(Dataset entries)
--------------------------------------------------
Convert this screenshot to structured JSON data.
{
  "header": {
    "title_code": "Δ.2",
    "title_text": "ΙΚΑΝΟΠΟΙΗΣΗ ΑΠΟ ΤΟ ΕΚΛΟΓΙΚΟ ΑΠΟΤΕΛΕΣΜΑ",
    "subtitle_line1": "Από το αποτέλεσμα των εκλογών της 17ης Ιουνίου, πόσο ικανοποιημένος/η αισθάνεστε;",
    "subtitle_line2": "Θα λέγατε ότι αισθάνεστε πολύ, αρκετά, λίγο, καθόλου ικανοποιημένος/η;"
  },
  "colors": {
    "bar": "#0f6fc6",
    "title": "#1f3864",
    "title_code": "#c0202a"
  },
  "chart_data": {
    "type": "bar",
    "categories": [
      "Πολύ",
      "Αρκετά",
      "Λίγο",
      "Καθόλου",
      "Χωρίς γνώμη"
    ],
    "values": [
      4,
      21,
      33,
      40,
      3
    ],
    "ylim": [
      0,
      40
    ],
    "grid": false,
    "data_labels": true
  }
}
--------------------------------------------------
→ **INSTRUCTION**:
All of the entries above must be quoted exactly.

→ **TASK RESPONSE**:
Convert this screenshot to structured JSON data.
{
  "header": {
    "title_code": "Δ.2",
    "title_text": "ΙΚΑΝΟΠΟΙΗΣΗ ΑΠΟ ΤΟ ΕΚΛΟΓΙΚΟ ΑΠΟΤΕΛΕΣΜΑ",
    "subtitle_line1": "Από το αποτέλεσμα των εκλογών της 17ης Ιουνίου, πόσο ικανοποιημένος/η αισθάνεστε;",
    "subtitle_line2": "Θα λέγατε ότι αισθάνεστε πολύ, αρκετά, λίγο, καθόλου ικανοποιημένος/η;"
  },
  "colors": {
    "bar": "#0f6fc6",
    "title": "#1f3864",
    "title_code": "#c0202a"
  },
  "chart_data": {
    "type": "bar",
    "categories": [
      "Πολύ",
      "Αρκετά",
      "Λίγο",
      "Καθόλου",
      "Χωρίς γνώμη"
    ],
    "values": [
      4,
      21,
      33,
      40,
      3
    ],
    "ylim": [
      0,
      40
    ],
    "grid": false,
    "data_labels": true
  }
}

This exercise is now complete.